**Given data**
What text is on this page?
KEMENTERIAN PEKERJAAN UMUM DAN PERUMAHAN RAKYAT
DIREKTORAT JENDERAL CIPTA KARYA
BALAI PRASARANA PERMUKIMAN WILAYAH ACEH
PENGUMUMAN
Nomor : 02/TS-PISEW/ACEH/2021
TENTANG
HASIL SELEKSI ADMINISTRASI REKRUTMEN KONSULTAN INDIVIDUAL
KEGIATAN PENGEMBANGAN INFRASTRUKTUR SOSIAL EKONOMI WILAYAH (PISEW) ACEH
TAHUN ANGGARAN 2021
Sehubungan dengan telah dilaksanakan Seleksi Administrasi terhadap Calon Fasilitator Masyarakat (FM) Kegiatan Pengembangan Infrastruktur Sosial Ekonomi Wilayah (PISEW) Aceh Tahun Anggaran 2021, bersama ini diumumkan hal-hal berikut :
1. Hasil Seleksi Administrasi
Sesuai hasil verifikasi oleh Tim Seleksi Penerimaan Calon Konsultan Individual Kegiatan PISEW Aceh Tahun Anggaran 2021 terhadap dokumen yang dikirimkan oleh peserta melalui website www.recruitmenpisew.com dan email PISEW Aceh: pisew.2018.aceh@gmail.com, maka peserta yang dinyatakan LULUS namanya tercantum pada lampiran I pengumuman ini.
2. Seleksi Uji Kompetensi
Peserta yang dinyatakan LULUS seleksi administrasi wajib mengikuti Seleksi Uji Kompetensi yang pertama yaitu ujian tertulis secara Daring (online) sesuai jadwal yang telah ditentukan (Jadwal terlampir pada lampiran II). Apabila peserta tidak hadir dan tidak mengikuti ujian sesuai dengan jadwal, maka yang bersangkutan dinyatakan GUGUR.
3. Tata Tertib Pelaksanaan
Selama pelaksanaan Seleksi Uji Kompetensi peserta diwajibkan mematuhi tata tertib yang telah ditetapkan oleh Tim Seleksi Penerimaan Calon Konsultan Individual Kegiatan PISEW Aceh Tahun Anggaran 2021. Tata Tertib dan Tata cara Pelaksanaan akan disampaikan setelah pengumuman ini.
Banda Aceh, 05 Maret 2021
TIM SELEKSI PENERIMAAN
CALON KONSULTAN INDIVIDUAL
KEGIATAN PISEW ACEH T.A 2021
--
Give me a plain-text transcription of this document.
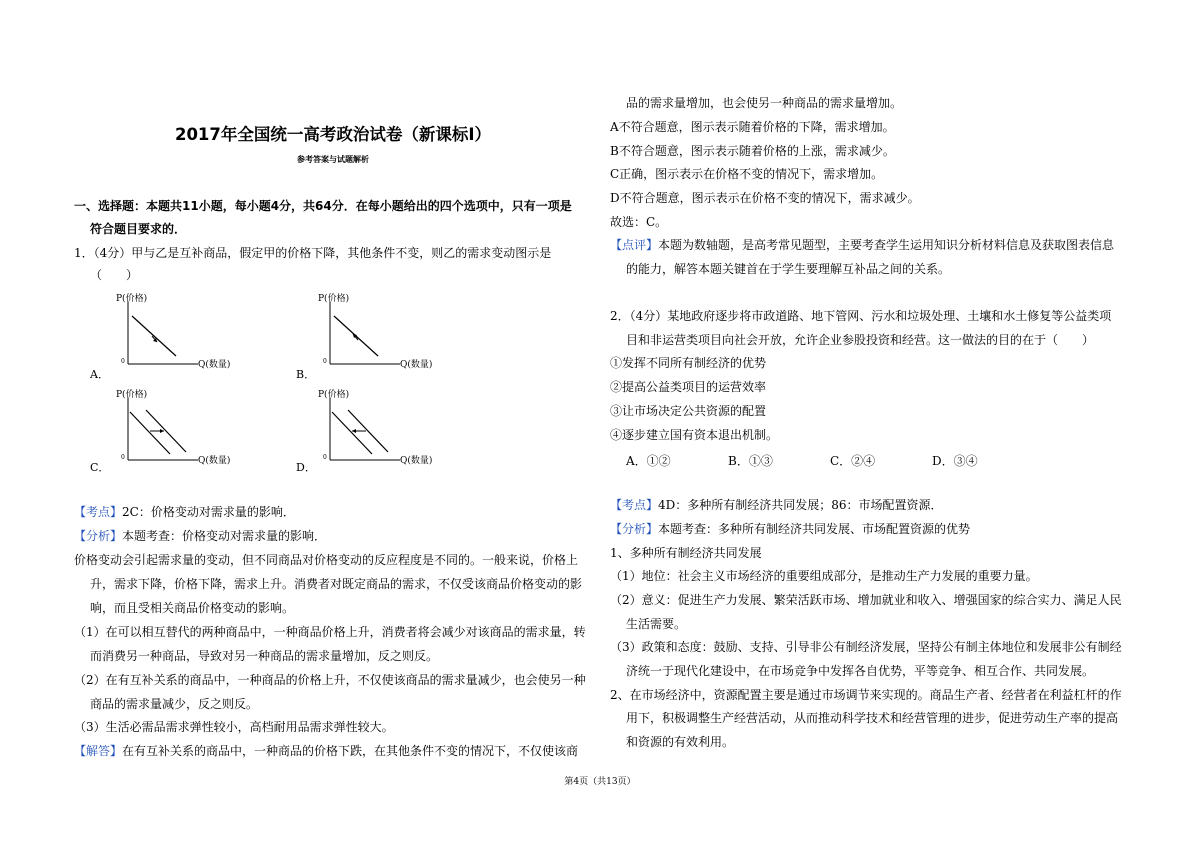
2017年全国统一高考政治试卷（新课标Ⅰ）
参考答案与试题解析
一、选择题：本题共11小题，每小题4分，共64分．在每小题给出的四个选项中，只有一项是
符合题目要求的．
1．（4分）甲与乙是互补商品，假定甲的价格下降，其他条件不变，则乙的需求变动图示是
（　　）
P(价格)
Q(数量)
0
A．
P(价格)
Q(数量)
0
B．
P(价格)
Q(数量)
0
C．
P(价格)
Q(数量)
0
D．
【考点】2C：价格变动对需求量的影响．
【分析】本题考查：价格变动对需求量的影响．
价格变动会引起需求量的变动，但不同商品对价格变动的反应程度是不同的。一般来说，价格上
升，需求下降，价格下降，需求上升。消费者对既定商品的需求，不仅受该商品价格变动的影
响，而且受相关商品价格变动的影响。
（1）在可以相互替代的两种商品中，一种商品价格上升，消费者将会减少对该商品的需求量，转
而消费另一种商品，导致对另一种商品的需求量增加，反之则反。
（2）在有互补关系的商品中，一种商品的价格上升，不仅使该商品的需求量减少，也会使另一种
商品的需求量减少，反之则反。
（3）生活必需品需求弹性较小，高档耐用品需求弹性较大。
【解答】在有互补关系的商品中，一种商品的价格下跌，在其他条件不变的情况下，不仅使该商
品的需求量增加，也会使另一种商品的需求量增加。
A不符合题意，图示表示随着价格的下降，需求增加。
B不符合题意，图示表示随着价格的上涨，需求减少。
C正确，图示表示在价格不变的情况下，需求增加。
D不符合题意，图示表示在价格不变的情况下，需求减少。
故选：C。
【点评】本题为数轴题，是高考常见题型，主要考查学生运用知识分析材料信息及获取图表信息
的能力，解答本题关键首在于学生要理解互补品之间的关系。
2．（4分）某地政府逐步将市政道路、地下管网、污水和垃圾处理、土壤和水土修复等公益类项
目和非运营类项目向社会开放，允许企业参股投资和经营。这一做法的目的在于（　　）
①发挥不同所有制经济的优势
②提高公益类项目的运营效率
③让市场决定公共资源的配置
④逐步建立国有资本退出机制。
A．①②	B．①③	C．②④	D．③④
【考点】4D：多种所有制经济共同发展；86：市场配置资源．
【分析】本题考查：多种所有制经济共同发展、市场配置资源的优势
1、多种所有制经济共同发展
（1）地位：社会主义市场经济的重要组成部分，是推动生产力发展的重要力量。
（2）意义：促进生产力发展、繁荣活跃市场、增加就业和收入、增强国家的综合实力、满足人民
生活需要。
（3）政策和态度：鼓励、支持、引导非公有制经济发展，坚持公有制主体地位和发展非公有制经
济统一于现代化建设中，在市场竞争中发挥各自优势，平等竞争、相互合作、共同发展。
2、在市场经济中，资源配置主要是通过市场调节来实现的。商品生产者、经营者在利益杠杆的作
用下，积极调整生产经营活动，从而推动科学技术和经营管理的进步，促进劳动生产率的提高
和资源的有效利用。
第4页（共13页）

**Task goal**
Across the entries, how many lines contain "在有互补关系的商品中"? Reply with the number only.

**Solution to this problem**
2